— START —
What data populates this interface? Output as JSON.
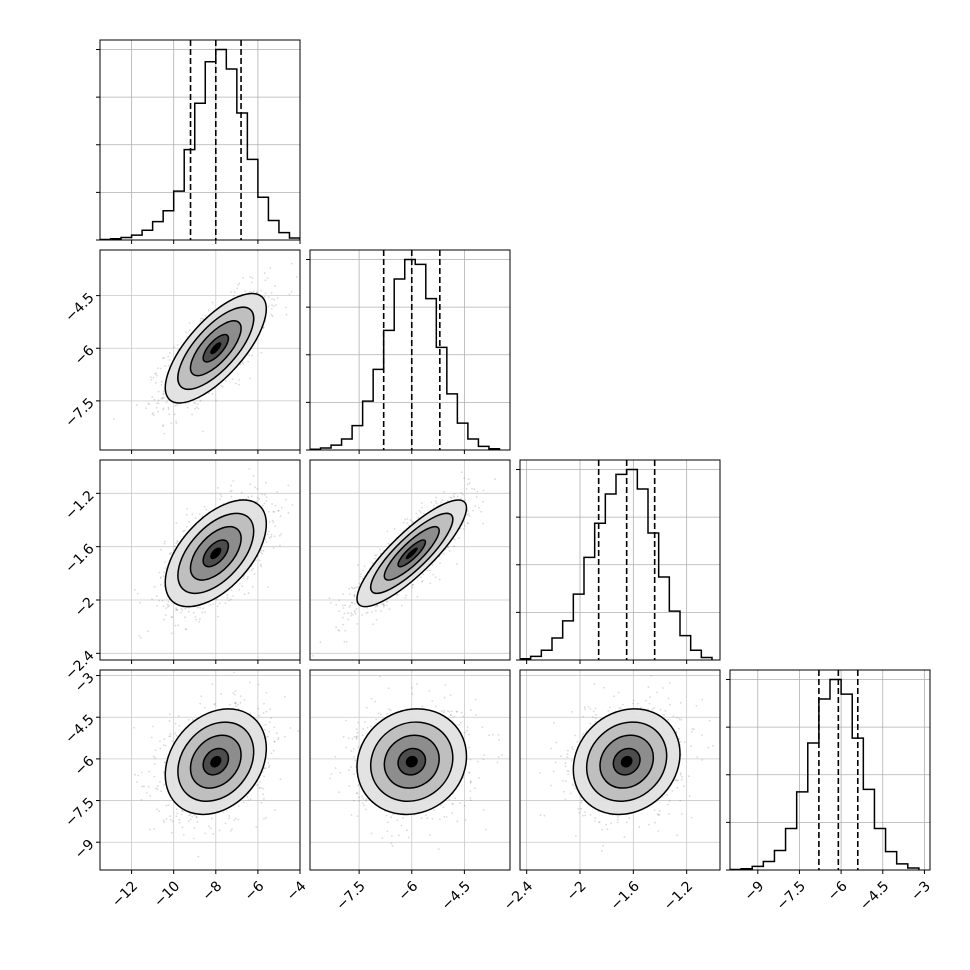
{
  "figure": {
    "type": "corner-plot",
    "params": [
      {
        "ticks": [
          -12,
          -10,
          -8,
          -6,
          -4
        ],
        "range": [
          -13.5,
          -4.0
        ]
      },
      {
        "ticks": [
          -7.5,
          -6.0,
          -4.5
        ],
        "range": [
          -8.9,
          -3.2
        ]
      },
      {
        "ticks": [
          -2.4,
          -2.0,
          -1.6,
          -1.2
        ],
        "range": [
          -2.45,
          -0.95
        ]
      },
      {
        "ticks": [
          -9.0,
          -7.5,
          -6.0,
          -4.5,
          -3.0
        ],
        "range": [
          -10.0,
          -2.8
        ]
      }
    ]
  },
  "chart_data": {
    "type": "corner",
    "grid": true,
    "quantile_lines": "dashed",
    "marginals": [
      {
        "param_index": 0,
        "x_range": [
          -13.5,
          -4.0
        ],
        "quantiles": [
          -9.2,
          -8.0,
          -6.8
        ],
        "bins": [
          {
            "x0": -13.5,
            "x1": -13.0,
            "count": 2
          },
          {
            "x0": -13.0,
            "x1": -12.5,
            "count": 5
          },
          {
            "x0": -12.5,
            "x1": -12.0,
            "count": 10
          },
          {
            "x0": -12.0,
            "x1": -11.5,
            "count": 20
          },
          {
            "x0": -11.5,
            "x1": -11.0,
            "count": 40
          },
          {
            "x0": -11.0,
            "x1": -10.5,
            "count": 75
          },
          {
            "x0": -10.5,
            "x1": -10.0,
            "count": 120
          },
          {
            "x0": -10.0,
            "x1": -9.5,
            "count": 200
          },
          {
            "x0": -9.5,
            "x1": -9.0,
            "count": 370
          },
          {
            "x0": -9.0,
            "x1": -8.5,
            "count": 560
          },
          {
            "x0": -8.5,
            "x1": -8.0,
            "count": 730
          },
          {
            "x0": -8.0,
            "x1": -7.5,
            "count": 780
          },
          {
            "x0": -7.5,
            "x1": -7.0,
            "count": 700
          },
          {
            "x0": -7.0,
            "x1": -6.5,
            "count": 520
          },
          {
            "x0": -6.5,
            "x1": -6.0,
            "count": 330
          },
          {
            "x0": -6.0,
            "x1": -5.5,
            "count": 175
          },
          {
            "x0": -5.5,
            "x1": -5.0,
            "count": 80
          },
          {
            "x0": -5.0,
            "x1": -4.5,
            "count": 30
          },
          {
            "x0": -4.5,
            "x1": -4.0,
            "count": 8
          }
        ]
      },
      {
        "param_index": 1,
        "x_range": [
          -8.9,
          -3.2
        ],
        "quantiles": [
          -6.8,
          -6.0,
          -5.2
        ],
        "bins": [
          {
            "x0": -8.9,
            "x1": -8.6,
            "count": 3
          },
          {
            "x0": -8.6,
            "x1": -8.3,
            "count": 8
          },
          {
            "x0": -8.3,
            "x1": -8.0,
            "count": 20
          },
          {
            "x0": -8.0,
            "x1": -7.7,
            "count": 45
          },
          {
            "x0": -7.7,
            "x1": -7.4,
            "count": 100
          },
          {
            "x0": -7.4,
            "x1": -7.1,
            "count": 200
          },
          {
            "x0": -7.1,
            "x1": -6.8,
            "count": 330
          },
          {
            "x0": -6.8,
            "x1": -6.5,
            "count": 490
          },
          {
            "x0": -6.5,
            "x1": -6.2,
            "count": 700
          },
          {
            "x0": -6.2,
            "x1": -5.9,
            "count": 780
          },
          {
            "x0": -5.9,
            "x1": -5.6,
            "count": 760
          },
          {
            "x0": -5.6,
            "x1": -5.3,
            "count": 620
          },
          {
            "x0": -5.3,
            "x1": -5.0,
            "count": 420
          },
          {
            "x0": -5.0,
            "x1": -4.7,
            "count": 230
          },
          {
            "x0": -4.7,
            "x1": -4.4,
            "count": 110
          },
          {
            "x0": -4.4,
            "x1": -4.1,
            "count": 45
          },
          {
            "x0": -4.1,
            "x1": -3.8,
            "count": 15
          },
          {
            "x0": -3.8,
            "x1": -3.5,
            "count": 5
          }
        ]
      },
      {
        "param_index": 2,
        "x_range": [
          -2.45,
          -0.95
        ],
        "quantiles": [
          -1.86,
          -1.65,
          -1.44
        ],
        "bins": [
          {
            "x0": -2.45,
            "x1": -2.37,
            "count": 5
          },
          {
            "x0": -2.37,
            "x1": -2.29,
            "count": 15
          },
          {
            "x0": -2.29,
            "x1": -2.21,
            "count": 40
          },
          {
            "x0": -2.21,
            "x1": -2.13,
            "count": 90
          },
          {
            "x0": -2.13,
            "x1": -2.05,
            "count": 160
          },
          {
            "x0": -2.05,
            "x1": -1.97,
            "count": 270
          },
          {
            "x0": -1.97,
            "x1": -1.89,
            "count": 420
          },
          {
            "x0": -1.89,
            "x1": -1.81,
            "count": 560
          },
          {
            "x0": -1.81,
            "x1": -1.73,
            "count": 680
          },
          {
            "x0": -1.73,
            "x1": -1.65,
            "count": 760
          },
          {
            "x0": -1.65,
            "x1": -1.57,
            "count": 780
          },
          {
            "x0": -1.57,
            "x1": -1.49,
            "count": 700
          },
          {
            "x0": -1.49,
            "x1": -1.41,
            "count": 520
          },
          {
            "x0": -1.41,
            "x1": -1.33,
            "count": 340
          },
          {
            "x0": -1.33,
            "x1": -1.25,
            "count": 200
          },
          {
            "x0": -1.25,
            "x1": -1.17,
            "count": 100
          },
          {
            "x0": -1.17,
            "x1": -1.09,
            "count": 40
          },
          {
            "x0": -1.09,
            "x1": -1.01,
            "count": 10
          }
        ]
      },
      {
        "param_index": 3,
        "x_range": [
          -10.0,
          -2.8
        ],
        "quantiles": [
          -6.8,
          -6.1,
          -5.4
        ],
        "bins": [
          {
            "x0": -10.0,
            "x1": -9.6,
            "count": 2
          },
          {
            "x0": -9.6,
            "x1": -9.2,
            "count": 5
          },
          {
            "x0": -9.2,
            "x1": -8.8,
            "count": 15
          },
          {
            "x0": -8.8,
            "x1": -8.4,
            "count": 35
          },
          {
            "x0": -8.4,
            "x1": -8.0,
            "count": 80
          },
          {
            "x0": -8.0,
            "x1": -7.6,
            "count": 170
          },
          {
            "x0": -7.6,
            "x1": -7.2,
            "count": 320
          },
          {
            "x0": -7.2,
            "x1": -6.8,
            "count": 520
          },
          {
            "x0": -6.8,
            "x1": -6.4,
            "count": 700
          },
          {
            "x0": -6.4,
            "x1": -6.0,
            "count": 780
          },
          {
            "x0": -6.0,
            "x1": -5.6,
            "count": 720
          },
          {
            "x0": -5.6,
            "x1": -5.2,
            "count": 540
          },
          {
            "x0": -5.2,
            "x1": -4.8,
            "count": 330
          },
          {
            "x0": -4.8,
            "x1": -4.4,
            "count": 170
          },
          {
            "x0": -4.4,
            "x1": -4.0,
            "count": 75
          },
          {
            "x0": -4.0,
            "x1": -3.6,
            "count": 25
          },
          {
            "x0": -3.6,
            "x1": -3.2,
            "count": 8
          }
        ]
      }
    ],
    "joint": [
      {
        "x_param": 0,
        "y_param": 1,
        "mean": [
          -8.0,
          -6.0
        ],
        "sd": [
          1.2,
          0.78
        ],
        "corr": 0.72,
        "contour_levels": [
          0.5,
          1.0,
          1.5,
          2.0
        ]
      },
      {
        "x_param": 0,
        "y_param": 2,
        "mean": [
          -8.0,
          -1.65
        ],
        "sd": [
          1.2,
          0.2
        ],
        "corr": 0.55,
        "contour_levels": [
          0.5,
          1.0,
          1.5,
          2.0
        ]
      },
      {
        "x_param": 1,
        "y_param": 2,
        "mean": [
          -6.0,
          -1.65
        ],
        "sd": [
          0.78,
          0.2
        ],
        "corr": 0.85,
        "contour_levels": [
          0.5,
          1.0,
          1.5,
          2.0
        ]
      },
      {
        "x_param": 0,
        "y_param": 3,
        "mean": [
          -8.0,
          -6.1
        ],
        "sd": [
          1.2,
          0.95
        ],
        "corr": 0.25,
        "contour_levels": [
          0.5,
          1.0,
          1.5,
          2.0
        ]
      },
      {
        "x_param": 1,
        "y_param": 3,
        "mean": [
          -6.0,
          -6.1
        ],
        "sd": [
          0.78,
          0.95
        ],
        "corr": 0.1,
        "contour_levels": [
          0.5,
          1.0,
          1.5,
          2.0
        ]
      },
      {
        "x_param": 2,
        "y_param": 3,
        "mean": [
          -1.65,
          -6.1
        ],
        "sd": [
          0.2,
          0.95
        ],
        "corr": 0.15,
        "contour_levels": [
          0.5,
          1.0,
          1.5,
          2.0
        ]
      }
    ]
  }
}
— END —
**SHORT TASK:**
Determine how many lines above contain "corr" as a word or string. Give the number alone.

**EXPECTED ANSWER:**
6